• _Entries supplied_
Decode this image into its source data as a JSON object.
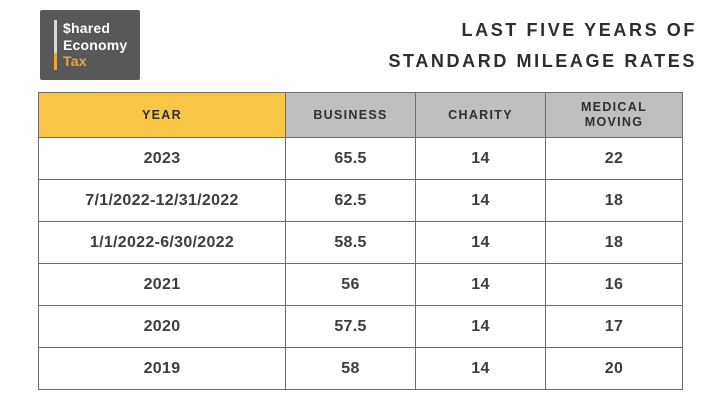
{
  "logo": {
    "line1": "$hared",
    "line2": "Economy",
    "line3": "Tax"
  },
  "title": {
    "line1": "LAST FIVE YEARS OF",
    "line2": "STANDARD MILEAGE RATES"
  },
  "table": {
    "headers": {
      "year": "YEAR",
      "business": "BUSINESS",
      "charity": "CHARITY",
      "medical": "MEDICAL\nMOVING"
    }
  },
  "chart_data": {
    "type": "table",
    "title": "LAST FIVE YEARS OF STANDARD MILEAGE RATES",
    "columns": [
      "YEAR",
      "BUSINESS",
      "CHARITY",
      "MEDICAL MOVING"
    ],
    "rows": [
      [
        "2023",
        "65.5",
        "14",
        "22"
      ],
      [
        "7/1/2022-12/31/2022",
        "62.5",
        "14",
        "18"
      ],
      [
        "1/1/2022-6/30/2022",
        "58.5",
        "14",
        "18"
      ],
      [
        "2021",
        "56",
        "14",
        "16"
      ],
      [
        "2020",
        "57.5",
        "14",
        "17"
      ],
      [
        "2019",
        "58",
        "14",
        "20"
      ]
    ]
  },
  "colors": {
    "accent_yellow": "#fac645",
    "header_gray": "#bfbfbf",
    "logo_background": "#58585a",
    "logo_tax_gold": "#eaa63c",
    "text_dark": "#2e2e2e",
    "border_gray": "#6e6e6e"
  }
}
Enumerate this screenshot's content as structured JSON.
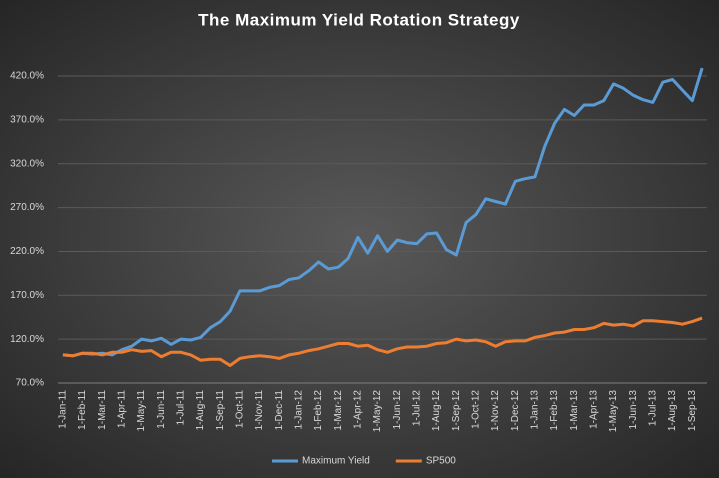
{
  "chart_data": {
    "type": "line",
    "title": "The Maximum Yield Rotation Strategy",
    "categories": [
      "1-Jan-11",
      null,
      "1-Feb-11",
      null,
      "1-Mar-11",
      null,
      "1-Apr-11",
      null,
      "1-May-11",
      null,
      "1-Jun-11",
      null,
      "1-Jul-11",
      null,
      "1-Aug-11",
      null,
      "1-Sep-11",
      null,
      "1-Oct-11",
      null,
      "1-Nov-11",
      null,
      "1-Dec-11",
      null,
      "1-Jan-12",
      null,
      "1-Feb-12",
      null,
      "1-Mar-12",
      null,
      "1-Apr-12",
      null,
      "1-May-12",
      null,
      "1-Jun-12",
      null,
      "1-Jul-12",
      null,
      "1-Aug-12",
      null,
      "1-Sep-12",
      null,
      "1-Oct-12",
      null,
      "1-Nov-12",
      null,
      "1-Dec-12",
      null,
      "1-Jan-13",
      null,
      "1-Feb-13",
      null,
      "1-Mar-13",
      null,
      "1-Apr-13",
      null,
      "1-May-13",
      null,
      "1-Jun-13",
      null,
      "1-Jul-13",
      null,
      "1-Aug-13",
      null,
      "1-Sep-13",
      null
    ],
    "series": [
      {
        "name": "Maximum Yield",
        "color": "#5b9bd5",
        "values": [
          102,
          101,
          104,
          103,
          104,
          102,
          108,
          112,
          120,
          118,
          121,
          114,
          120,
          119,
          122,
          133,
          140,
          152,
          175,
          175,
          175,
          179,
          181,
          188,
          190,
          198,
          208,
          200,
          202,
          212,
          236,
          218,
          238,
          220,
          233,
          230,
          229,
          240,
          241,
          222,
          216,
          253,
          262,
          280,
          277,
          274,
          300,
          303,
          305,
          340,
          366,
          382,
          375,
          387,
          387,
          392,
          411,
          406,
          398,
          393,
          390,
          413,
          416,
          404,
          392,
          429
        ]
      },
      {
        "name": "SP500",
        "color": "#ed7d31",
        "values": [
          102,
          101,
          104,
          104,
          102,
          105,
          105,
          108,
          106,
          107,
          100,
          105,
          105,
          102,
          96,
          97,
          97,
          90,
          98,
          100,
          101,
          100,
          98,
          102,
          104,
          107,
          109,
          112,
          115,
          115,
          112,
          113,
          108,
          105,
          109,
          111,
          111,
          112,
          115,
          116,
          120,
          118,
          119,
          117,
          112,
          117,
          118,
          118,
          122,
          124,
          127,
          128,
          131,
          131,
          133,
          138,
          136,
          137,
          135,
          141,
          141,
          140,
          139,
          137,
          140,
          144
        ]
      }
    ],
    "ylim": [
      70,
      440
    ],
    "yticks": [
      {
        "value": 70,
        "label": "70.0%"
      },
      {
        "value": 120,
        "label": "120.0%"
      },
      {
        "value": 170,
        "label": "170.0%"
      },
      {
        "value": 220,
        "label": "220.0%"
      },
      {
        "value": 270,
        "label": "270.0%"
      },
      {
        "value": 320,
        "label": "320.0%"
      },
      {
        "value": 370,
        "label": "370.0%"
      },
      {
        "value": 420,
        "label": "420.0%"
      }
    ],
    "grid": true,
    "legend": "bottom"
  }
}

• _Exercise brief_
Show the lines of the material that contain the word "MEDICAL".

• _Output_
      "medical": "MEDICAL\nMOVING"
      "MEDICAL MOVING"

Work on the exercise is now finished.